◆ GIVEN TASK:
Repeat the listing in full, word for word.

Stored records
# # #
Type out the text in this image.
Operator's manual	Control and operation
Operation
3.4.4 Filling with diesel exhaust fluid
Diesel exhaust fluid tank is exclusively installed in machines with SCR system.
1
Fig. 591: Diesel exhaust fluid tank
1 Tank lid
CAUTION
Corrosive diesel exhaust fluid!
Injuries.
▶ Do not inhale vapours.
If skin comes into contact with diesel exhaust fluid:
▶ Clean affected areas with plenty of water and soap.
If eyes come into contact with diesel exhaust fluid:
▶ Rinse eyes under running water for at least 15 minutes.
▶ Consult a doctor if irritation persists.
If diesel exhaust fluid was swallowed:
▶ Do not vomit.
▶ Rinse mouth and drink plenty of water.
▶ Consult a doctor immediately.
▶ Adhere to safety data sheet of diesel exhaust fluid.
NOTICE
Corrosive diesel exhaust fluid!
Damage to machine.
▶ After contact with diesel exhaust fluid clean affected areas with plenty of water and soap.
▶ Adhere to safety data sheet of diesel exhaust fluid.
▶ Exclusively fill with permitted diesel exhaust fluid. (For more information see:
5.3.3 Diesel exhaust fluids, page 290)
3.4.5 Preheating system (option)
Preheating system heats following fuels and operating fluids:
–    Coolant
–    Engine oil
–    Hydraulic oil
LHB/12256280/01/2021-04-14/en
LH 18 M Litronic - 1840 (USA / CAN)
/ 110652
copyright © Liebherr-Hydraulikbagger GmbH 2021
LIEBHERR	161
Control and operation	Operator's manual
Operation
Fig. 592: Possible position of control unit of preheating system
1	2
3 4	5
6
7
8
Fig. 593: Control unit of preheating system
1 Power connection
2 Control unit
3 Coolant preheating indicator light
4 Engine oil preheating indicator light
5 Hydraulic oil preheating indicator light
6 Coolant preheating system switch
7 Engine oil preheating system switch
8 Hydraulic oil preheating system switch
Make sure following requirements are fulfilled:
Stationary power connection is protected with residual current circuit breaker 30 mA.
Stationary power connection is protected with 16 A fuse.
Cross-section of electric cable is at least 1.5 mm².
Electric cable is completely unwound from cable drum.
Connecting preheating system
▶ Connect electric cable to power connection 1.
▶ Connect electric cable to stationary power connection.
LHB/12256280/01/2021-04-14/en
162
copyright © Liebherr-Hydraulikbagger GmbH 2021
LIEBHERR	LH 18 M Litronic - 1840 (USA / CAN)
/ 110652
# # #
◆ ANSWER:
Type out the text in this image.
Operator's manual	Control and operation
Operation
3.4.4 Filling with diesel exhaust fluid
Diesel exhaust fluid tank is exclusively installed in machines with SCR system.
1
Fig. 591: Diesel exhaust fluid tank
1 Tank lid
CAUTION
Corrosive diesel exhaust fluid!
Injuries.
▶ Do not inhale vapours.
If skin comes into contact with diesel exhaust fluid:
▶ Clean affected areas with plenty of water and soap.
If eyes come into contact with diesel exhaust fluid:
▶ Rinse eyes under running water for at least 15 minutes.
▶ Consult a doctor if irritation persists.
If diesel exhaust fluid was swallowed:
▶ Do not vomit.
▶ Rinse mouth and drink plenty of water.
▶ Consult a doctor immediately.
▶ Adhere to safety data sheet of diesel exhaust fluid.
NOTICE
Corrosive diesel exhaust fluid!
Damage to machine.
▶ After contact with diesel exhaust fluid clean affected areas with plenty of water and soap.
▶ Adhere to safety data sheet of diesel exhaust fluid.
▶ Exclusively fill with permitted diesel exhaust fluid. (For more information see:
5.3.3 Diesel exhaust fluids, page 290)
3.4.5 Preheating system (option)
Preheating system heats following fuels and operating fluids:
–    Coolant
–    Engine oil
–    Hydraulic oil
LHB/12256280/01/2021-04-14/en
LH 18 M Litronic - 1840 (USA / CAN)
/ 110652
copyright © Liebherr-Hydraulikbagger GmbH 2021
LIEBHERR	161
Control and operation	Operator's manual
Operation
Fig. 592: Possible position of control unit of preheating system
1	2
3 4	5
6
7
8
Fig. 593: Control unit of preheating system
1 Power connection
2 Control unit
3 Coolant preheating indicator light
4 Engine oil preheating indicator light
5 Hydraulic oil preheating indicator light
6 Coolant preheating system switch
7 Engine oil preheating system switch
8 Hydraulic oil preheating system switch
Make sure following requirements are fulfilled:
Stationary power connection is protected with residual current circuit breaker 30 mA.
Stationary power connection is protected with 16 A fuse.
Cross-section of electric cable is at least 1.5 mm².
Electric cable is completely unwound from cable drum.
Connecting preheating system
▶ Connect electric cable to power connection 1.
▶ Connect electric cable to stationary power connection.
LHB/12256280/01/2021-04-14/en
162
copyright © Liebherr-Hydraulikbagger GmbH 2021
LIEBHERR	LH 18 M Litronic - 1840 (USA / CAN)
/ 110652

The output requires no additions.